Stated goal:
Output the entries verbatim, including every line.

Working data:
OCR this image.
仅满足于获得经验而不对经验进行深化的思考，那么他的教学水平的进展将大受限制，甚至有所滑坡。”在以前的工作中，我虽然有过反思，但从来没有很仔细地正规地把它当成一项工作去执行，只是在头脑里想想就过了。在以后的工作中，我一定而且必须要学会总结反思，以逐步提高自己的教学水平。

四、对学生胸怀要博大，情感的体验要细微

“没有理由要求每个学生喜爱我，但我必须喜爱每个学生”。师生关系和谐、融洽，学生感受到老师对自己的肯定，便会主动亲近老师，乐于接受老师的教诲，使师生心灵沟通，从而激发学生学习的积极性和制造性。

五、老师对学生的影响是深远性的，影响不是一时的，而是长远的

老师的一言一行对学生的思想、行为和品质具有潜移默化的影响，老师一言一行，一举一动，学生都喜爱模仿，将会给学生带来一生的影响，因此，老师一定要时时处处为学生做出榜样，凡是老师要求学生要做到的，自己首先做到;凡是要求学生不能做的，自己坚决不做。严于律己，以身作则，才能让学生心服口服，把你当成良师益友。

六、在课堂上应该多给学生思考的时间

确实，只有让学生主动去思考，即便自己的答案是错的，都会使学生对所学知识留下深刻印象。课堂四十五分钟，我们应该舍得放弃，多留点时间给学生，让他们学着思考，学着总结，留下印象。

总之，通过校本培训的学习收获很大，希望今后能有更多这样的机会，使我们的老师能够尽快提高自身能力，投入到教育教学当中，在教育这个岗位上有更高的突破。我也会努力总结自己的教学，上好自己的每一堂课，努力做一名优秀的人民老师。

The reply:
OCR this image.
仅满足于获得经验而不对经验进行深化的思考，那么他的教学水平的进展将大受限制，甚至有所滑坡。”在以前的工作中，我虽然有过反思，但从来没有很仔细地正规地把它当成一项工作去执行，只是在头脑里想想就过了。在以后的工作中，我一定而且必须要学会总结反思，以逐步提高自己的教学水平。

四、对学生胸怀要博大，情感的体验要细微

“没有理由要求每个学生喜爱我，但我必须喜爱每个学生”。师生关系和谐、融洽，学生感受到老师对自己的肯定，便会主动亲近老师，乐于接受老师的教诲，使师生心灵沟通，从而激发学生学习的积极性和制造性。

五、老师对学生的影响是深远性的，影响不是一时的，而是长远的

老师的一言一行对学生的思想、行为和品质具有潜移默化的影响，老师一言一行，一举一动，学生都喜爱模仿，将会给学生带来一生的影响，因此，老师一定要时时处处为学生做出榜样，凡是老师要求学生要做到的，自己首先做到;凡是要求学生不能做的，自己坚决不做。严于律己，以身作则，才能让学生心服口服，把你当成良师益友。

六、在课堂上应该多给学生思考的时间

确实，只有让学生主动去思考，即便自己的答案是错的，都会使学生对所学知识留下深刻印象。课堂四十五分钟，我们应该舍得放弃，多留点时间给学生，让他们学着思考，学着总结，留下印象。

总之，通过校本培训的学习收获很大，希望今后能有更多这样的机会，使我们的老师能够尽快提高自身能力，投入到教育教学当中，在教育这个岗位上有更高的突破。我也会努力总结自己的教学，上好自己的每一堂课，努力做一名优秀的人民老师。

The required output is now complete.